Required work -> Collect each line of the records containing the string "label".

Input for this task ->

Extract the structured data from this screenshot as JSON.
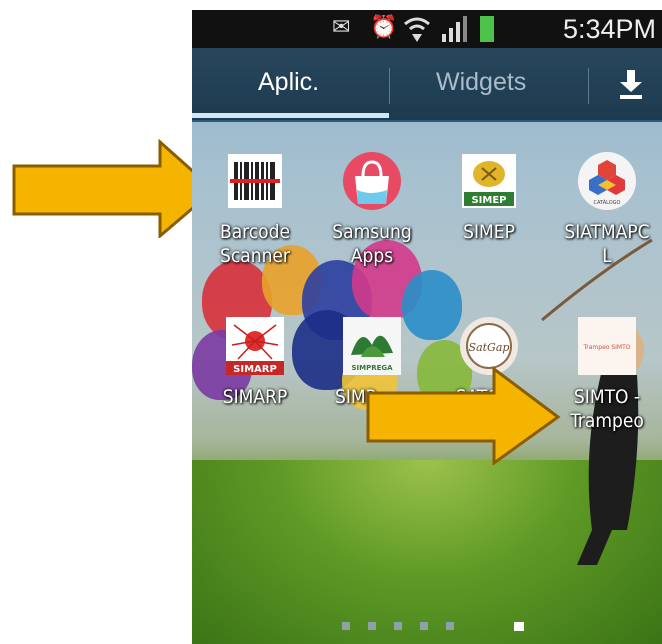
{
  "status": {
    "time": "5:34PM"
  },
  "tabs": {
    "apps": "Aplic.",
    "widgets": "Widgets"
  },
  "apps": [
    {
      "label": "Barcode\nScanner"
    },
    {
      "label": "Samsung\nApps"
    },
    {
      "label": "SIMEP",
      "icon_text": "SIMEP"
    },
    {
      "label": "SIATMAPC\nL",
      "icon_text": "CATÁLOGO"
    },
    {
      "label": "SIMARP",
      "icon_text": "SIMARP"
    },
    {
      "label": "SIMP",
      "icon_text": "SIMPREGA"
    },
    {
      "label": "SATGAP",
      "icon_text": "SatGap"
    },
    {
      "label": "SIMTO -\nTrampeo",
      "icon_text": "Trampeo SIMTO"
    }
  ],
  "pager": {
    "pages": 6,
    "active": 6
  },
  "colors": {
    "arrow": "#f5b400",
    "arrow_outline": "#9a6a00",
    "tab_bar": "#1f3d52",
    "status_bar": "#111111"
  }
}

Result of the task ->
      "label": "Barcode\nScanner"
      "label": "Samsung\nApps"
      "label": "SIMEP",
      "label": "SIATMAPC\nL",
      "label": "SIMARP",
      "label": "SIMP",
      "label": "SATGAP",
      "label": "SIMTO -\nTrampeo",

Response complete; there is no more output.